── Entries provided ──
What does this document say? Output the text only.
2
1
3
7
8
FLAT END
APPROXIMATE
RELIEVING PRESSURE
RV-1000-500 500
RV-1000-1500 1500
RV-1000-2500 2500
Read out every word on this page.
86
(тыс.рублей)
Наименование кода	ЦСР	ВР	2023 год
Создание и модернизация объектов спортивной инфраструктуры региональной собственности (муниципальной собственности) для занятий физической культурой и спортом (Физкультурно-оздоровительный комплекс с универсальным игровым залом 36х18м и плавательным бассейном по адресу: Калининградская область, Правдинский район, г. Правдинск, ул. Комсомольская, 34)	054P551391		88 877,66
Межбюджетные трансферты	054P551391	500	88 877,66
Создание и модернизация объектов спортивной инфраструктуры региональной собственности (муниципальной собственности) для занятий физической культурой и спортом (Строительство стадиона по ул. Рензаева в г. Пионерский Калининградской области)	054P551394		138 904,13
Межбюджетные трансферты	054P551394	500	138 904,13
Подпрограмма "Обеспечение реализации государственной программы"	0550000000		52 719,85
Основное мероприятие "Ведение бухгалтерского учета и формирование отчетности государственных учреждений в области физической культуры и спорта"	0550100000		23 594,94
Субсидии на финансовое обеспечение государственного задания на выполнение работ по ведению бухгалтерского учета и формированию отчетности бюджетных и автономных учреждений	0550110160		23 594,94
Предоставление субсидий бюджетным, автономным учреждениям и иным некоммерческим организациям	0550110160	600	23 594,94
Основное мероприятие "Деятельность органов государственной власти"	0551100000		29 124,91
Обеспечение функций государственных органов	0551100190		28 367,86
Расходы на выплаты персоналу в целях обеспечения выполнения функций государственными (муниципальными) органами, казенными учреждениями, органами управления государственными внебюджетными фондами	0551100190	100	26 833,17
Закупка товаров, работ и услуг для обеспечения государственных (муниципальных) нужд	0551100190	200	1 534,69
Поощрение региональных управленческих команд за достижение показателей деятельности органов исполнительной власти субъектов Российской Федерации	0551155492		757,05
───
**Task objective:** Check every line in the material above for the string "this", then give only the number of lines that have it.

**Solution:** 2